__What is being asked__
Each line of the listing must be transcribed exactly, except for the images, which should be excluded.

__Information shown__
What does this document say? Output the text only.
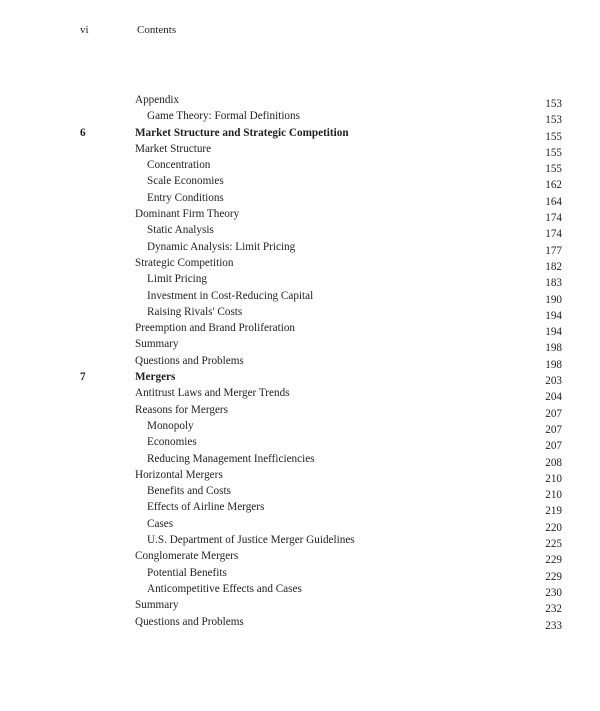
vi	Contents
Appendix	153
Game Theory: Formal Definitions	153
6	Market Structure and Strategic Competition	155
Market Structure	155
Concentration	155
Scale Economies	162
Entry Conditions	164
Dominant Firm Theory	174
Static Analysis	174
Dynamic Analysis: Limit Pricing	177
Strategic Competition	182
Limit Pricing	183
Investment in Cost-Reducing Capital	190
Raising Rivals' Costs	194
Preemption and Brand Proliferation	194
Summary	198
Questions and Problems	198
7	Mergers	203
Antitrust Laws and Merger Trends	204
Reasons for Mergers	207
Monopoly	207
Economies	207
Reducing Management Inefficiencies	208
Horizontal Mergers	210
Benefits and Costs	210
Effects of Airline Mergers	219
Cases	220
U.S. Department of Justice Merger Guidelines	225
Conglomerate Mergers	229
Potential Benefits	229
Anticompetitive Effects and Cases	230
Summary	232
Questions and Problems	233
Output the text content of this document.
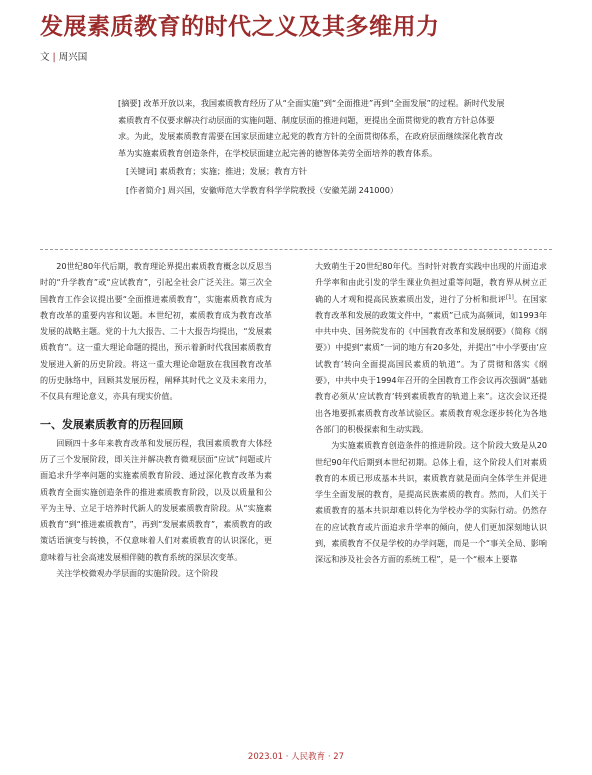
发展素质教育的时代之义及其多维用力
文 | 周兴国

[摘要] 改革开放以来，我国素质教育经历了从“全面实施”到“全面推进”再到“全面发展”的过程。新时代发展素质教育不仅要求解决行动层面的实施问题、制度层面的推进问题，更提出全面贯彻党的教育方针总体要求。为此，发展素质教育需要在国家层面建立起党的教育方针的全面贯彻体系，在政府层面继续深化教育改革为实施素质教育创造条件，在学校层面建立起完善的德智体美劳全面培养的教育体系。

[关键词] 素质教育；实施；推进；发展；教育方针

[作者简介] 周兴国，安徽师范大学教育科学学院教授（安徽芜湖 241000）

20世纪80年代后期，教育理论界提出素质教育概念以反思当时的“升学教育”或“应试教育”，引起全社会广泛关注。第三次全国教育工作会议提出要“全面推进素质教育”，实施素质教育成为教育改革的重要内容和议题。本世纪初，素质教育成为教育改革发展的战略主题。党的十九大报告、二十大报告均提出，“发展素质教育”。这一重大理论命题的提出，预示着新时代我国素质教育发展进入新的历史阶段。将这一重大理论命题放在我国教育改革的历史脉络中，回顾其发展历程，阐释其时代之义及未来用力，不仅具有理论意义，亦具有现实价值。

一、发展素质教育的历程回顾

回顾四十多年来教育改革和发展历程，我国素质教育大体经历了三个发展阶段，即关注并解决教育微观层面“应试”问题或片面追求升学率问题的实施素质教育阶段、通过深化教育改革为素质教育全面实施创造条件的推进素质教育阶段，以及以质量和公平为主导、立足于培养时代新人的发展素质教育阶段。从“实施素质教育”到“推进素质教育”，再到“发展素质教育”，素质教育的政策话语演变与转换，不仅意味着人们对素质教育的认识深化，更意味着与社会高速发展相伴随的教育系统的深层次变革。

关注学校微观办学层面的实施阶段。这个阶段

大致萌生于20世纪80年代。当时针对教育实践中出现的片面追求升学率和由此引发的学生课业负担过重等问题，教育界从树立正确的人才观和提高民族素质出发，进行了分析和批评[1]。在国家教育改革和发展的政策文件中，“素质”已成为高频词，如1993年中共中央、国务院发布的《中国教育改革和发展纲要》（简称《纲要》）中提到“素质”一词的地方有20多处，并提出“中小学要由‘应试教育’转向全面提高国民素质的轨道”。为了贯彻和落实《纲要》，中共中央于1994年召开的全国教育工作会议再次强调“基础教育必须从‘应试教育’转到素质教育的轨道上来”。这次会议还提出各地要抓素质教育改革试验区。素质教育观念逐步转化为各地各部门的积极探索和生动实践。

为实施素质教育创造条件的推进阶段。这个阶段大致是从20世纪90年代后期到本世纪初期。总体上看，这个阶段人们对素质教育的本质已形成基本共识，素质教育就是面向全体学生并促进学生全面发展的教育，是提高民族素质的教育。然而，人们关于素质教育的基本共识却难以转化为学校办学的实际行动。仍然存在的应试教育或片面追求升学率的倾向，使人们更加深刻地认识到，素质教育不仅是学校的办学问题，而是一个“事关全局、影响深远和涉及社会各方面的系统工程”，是一个“根本上要靠

2023.01 · 人民教育 · 27
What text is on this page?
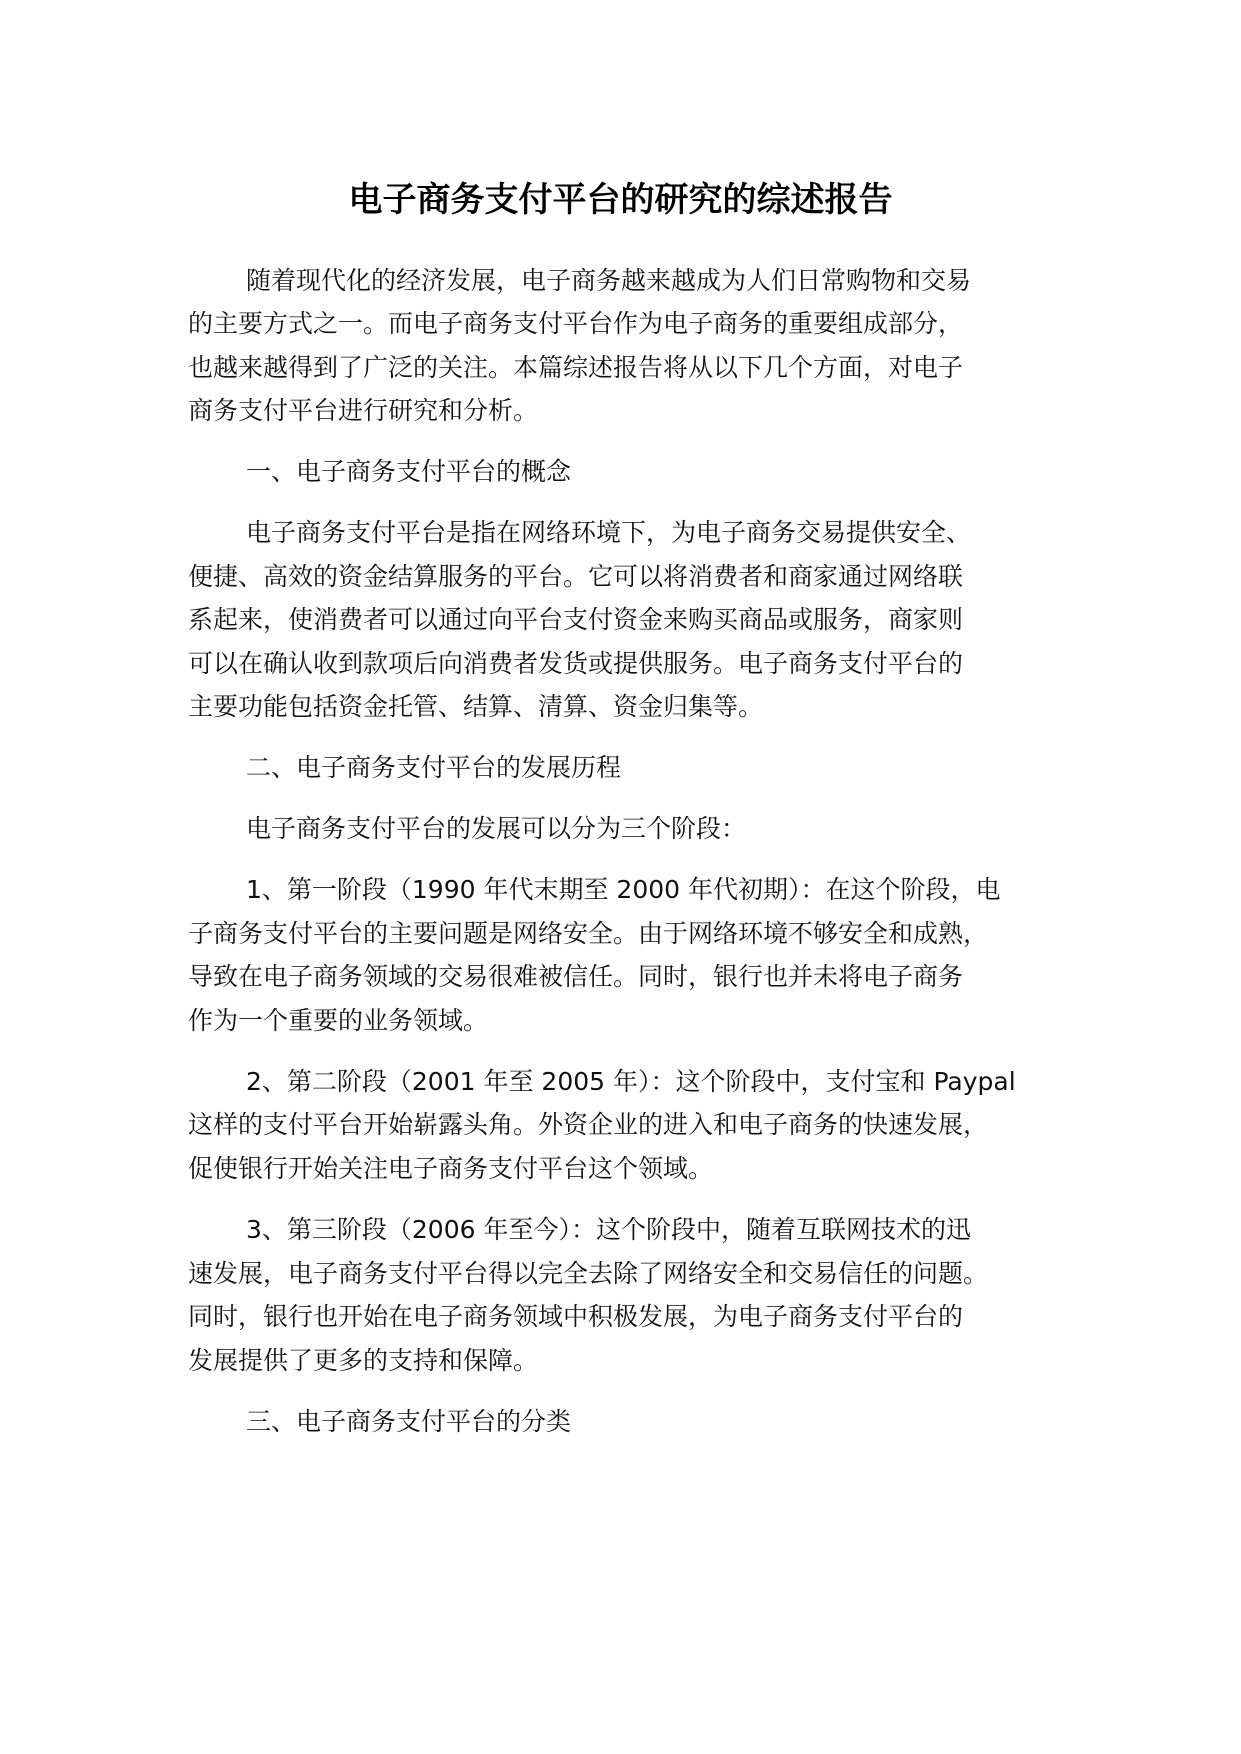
电子商务支付平台的研究的综述报告
随着现代化的经济发展，电子商务越来越成为人们日常购物和交易
的主要方式之一。而电子商务支付平台作为电子商务的重要组成部分，
也越来越得到了广泛的关注。本篇综述报告将从以下几个方面，对电子
商务支付平台进行研究和分析。
一、电子商务支付平台的概念
电子商务支付平台是指在网络环境下，为电子商务交易提供安全、
便捷、高效的资金结算服务的平台。它可以将消费者和商家通过网络联
系起来，使消费者可以通过向平台支付资金来购买商品或服务，商家则
可以在确认收到款项后向消费者发货或提供服务。电子商务支付平台的
主要功能包括资金托管、结算、清算、资金归集等。
二、电子商务支付平台的发展历程
电子商务支付平台的发展可以分为三个阶段：
1、第一阶段（1990 年代末期至 2000 年代初期）：在这个阶段，电
子商务支付平台的主要问题是网络安全。由于网络环境不够安全和成熟，
导致在电子商务领域的交易很难被信任。同时，银行也并未将电子商务
作为一个重要的业务领域。
2、第二阶段（2001 年至 2005 年）：这个阶段中，支付宝和 Paypal
这样的支付平台开始崭露头角。外资企业的进入和电子商务的快速发展，
促使银行开始关注电子商务支付平台这个领域。
3、第三阶段（2006 年至今）：这个阶段中，随着互联网技术的迅
速发展，电子商务支付平台得以完全去除了网络安全和交易信任的问题。
同时，银行也开始在电子商务领域中积极发展，为电子商务支付平台的
发展提供了更多的支持和保障。
三、电子商务支付平台的分类
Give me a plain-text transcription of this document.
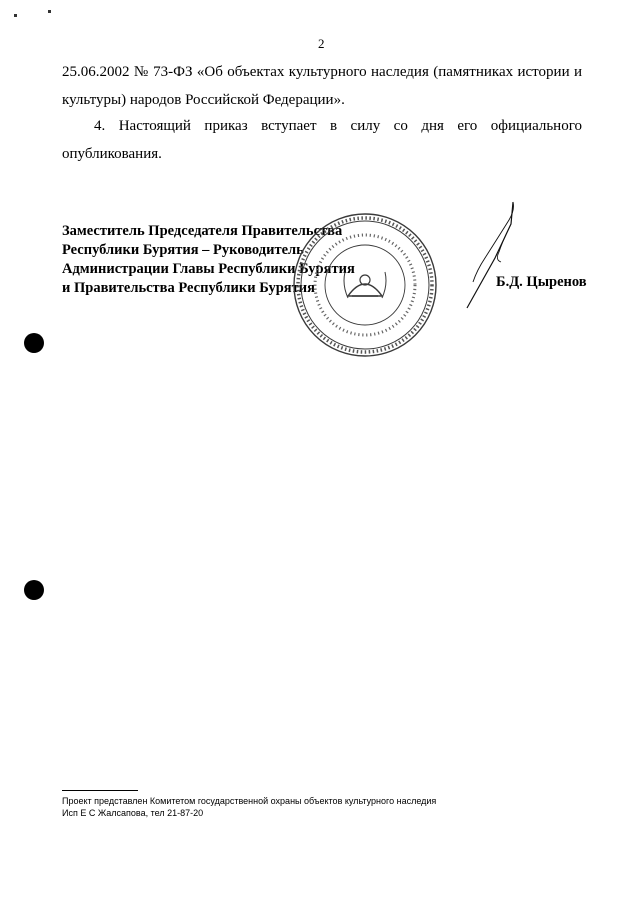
2
25.06.2002 № 73-ФЗ «Об объектах культурного наследия (памятниках истории и
культуры) народов Российской Федерации».
4. Настоящий приказ вступает в силу со дня его официального
опубликования.
Заместитель Председателя Правительства
Республики Бурятия – Руководитель
Администрации Главы Республики Бурятия
и Правительства Республики Бурятия	Б.Д. Цыренов
Проект представлен Комитетом государственной охраны объектов культурного наследия
Исп Е С Жалсапова, тел 21-87-20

__Worked answer__
What does this document say? Output the text only.
vi	Contents
Appendix	153
Game Theory: Formal Definitions	153
6	Market Structure and Strategic Competition	155
Market Structure	155
Concentration	155
Scale Economies	162
Entry Conditions	164
Dominant Firm Theory	174
Static Analysis	174
Dynamic Analysis: Limit Pricing	177
Strategic Competition	182
Limit Pricing	183
Investment in Cost-Reducing Capital	190
Raising Rivals' Costs	194
Preemption and Brand Proliferation	194
Summary	198
Questions and Problems	198
7	Mergers	203
Antitrust Laws and Merger Trends	204
Reasons for Mergers	207
Monopoly	207
Economies	207
Reducing Management Inefficiencies	208
Horizontal Mergers	210
Benefits and Costs	210
Effects of Airline Mergers	219
Cases	220
U.S. Department of Justice Merger Guidelines	225
Conglomerate Mergers	229
Potential Benefits	229
Anticompetitive Effects and Cases	230
Summary	232
Questions and Problems	233
Output the text content of this document.
发展素质教育的时代之义及其多维用力
文 | 周兴国

[摘要] 改革开放以来，我国素质教育经历了从“全面实施”到“全面推进”再到“全面发展”的过程。新时代发展素质教育不仅要求解决行动层面的实施问题、制度层面的推进问题，更提出全面贯彻党的教育方针总体要求。为此，发展素质教育需要在国家层面建立起党的教育方针的全面贯彻体系，在政府层面继续深化教育改革为实施素质教育创造条件，在学校层面建立起完善的德智体美劳全面培养的教育体系。

[关键词] 素质教育；实施；推进；发展；教育方针

[作者简介] 周兴国，安徽师范大学教育科学学院教授（安徽芜湖 241000）

20世纪80年代后期，教育理论界提出素质教育概念以反思当时的“升学教育”或“应试教育”，引起全社会广泛关注。第三次全国教育工作会议提出要“全面推进素质教育”，实施素质教育成为教育改革的重要内容和议题。本世纪初，素质教育成为教育改革发展的战略主题。党的十九大报告、二十大报告均提出，“发展素质教育”。这一重大理论命题的提出，预示着新时代我国素质教育发展进入新的历史阶段。将这一重大理论命题放在我国教育改革的历史脉络中，回顾其发展历程，阐释其时代之义及未来用力，不仅具有理论意义，亦具有现实价值。

一、发展素质教育的历程回顾

回顾四十多年来教育改革和发展历程，我国素质教育大体经历了三个发展阶段，即关注并解决教育微观层面“应试”问题或片面追求升学率问题的实施素质教育阶段、通过深化教育改革为素质教育全面实施创造条件的推进素质教育阶段，以及以质量和公平为主导、立足于培养时代新人的发展素质教育阶段。从“实施素质教育”到“推进素质教育”，再到“发展素质教育”，素质教育的政策话语演变与转换，不仅意味着人们对素质教育的认识深化，更意味着与社会高速发展相伴随的教育系统的深层次变革。

关注学校微观办学层面的实施阶段。这个阶段

大致萌生于20世纪80年代。当时针对教育实践中出现的片面追求升学率和由此引发的学生课业负担过重等问题，教育界从树立正确的人才观和提高民族素质出发，进行了分析和批评[1]。在国家教育改革和发展的政策文件中，“素质”已成为高频词，如1993年中共中央、国务院发布的《中国教育改革和发展纲要》（简称《纲要》）中提到“素质”一词的地方有20多处，并提出“中小学要由‘应试教育’转向全面提高国民素质的轨道”。为了贯彻和落实《纲要》，中共中央于1994年召开的全国教育工作会议再次强调“基础教育必须从‘应试教育’转到素质教育的轨道上来”。这次会议还提出各地要抓素质教育改革试验区。素质教育观念逐步转化为各地各部门的积极探索和生动实践。

为实施素质教育创造条件的推进阶段。这个阶段大致是从20世纪90年代后期到本世纪初期。总体上看，这个阶段人们对素质教育的本质已形成基本共识，素质教育就是面向全体学生并促进学生全面发展的教育，是提高民族素质的教育。然而，人们关于素质教育的基本共识却难以转化为学校办学的实际行动。仍然存在的应试教育或片面追求升学率的倾向，使人们更加深刻地认识到，素质教育不仅是学校的办学问题，而是一个“事关全局、影响深远和涉及社会各方面的系统工程”，是一个“根本上要靠

2023.01 · 人民教育 · 27
What text is on this page?
电子商务支付平台的研究的综述报告
随着现代化的经济发展，电子商务越来越成为人们日常购物和交易
的主要方式之一。而电子商务支付平台作为电子商务的重要组成部分，
也越来越得到了广泛的关注。本篇综述报告将从以下几个方面，对电子
商务支付平台进行研究和分析。
一、电子商务支付平台的概念
电子商务支付平台是指在网络环境下，为电子商务交易提供安全、
便捷、高效的资金结算服务的平台。它可以将消费者和商家通过网络联
系起来，使消费者可以通过向平台支付资金来购买商品或服务，商家则
可以在确认收到款项后向消费者发货或提供服务。电子商务支付平台的
主要功能包括资金托管、结算、清算、资金归集等。
二、电子商务支付平台的发展历程
电子商务支付平台的发展可以分为三个阶段：
1、第一阶段（1990 年代末期至 2000 年代初期）：在这个阶段，电
子商务支付平台的主要问题是网络安全。由于网络环境不够安全和成熟，
导致在电子商务领域的交易很难被信任。同时，银行也并未将电子商务
作为一个重要的业务领域。
2、第二阶段（2001 年至 2005 年）：这个阶段中，支付宝和 Paypal
这样的支付平台开始崭露头角。外资企业的进入和电子商务的快速发展，
促使银行开始关注电子商务支付平台这个领域。
3、第三阶段（2006 年至今）：这个阶段中，随着互联网技术的迅
速发展，电子商务支付平台得以完全去除了网络安全和交易信任的问题。
同时，银行也开始在电子商务领域中积极发展，为电子商务支付平台的
发展提供了更多的支持和保障。
三、电子商务支付平台的分类
Give me a plain-text transcription of this document.
2
25.06.2002 № 73-ФЗ «Об объектах культурного наследия (памятниках истории и
культуры) народов Российской Федерации».
4. Настоящий приказ вступает в силу со дня его официального
опубликования.
Заместитель Председателя Правительства
Республики Бурятия – Руководитель
Администрации Главы Республики Бурятия
и Правительства Республики Бурятия	Б.Д. Цыренов
Проект представлен Комитетом государственной охраны объектов культурного наследия
Исп Е С Жалсапова, тел 21-87-20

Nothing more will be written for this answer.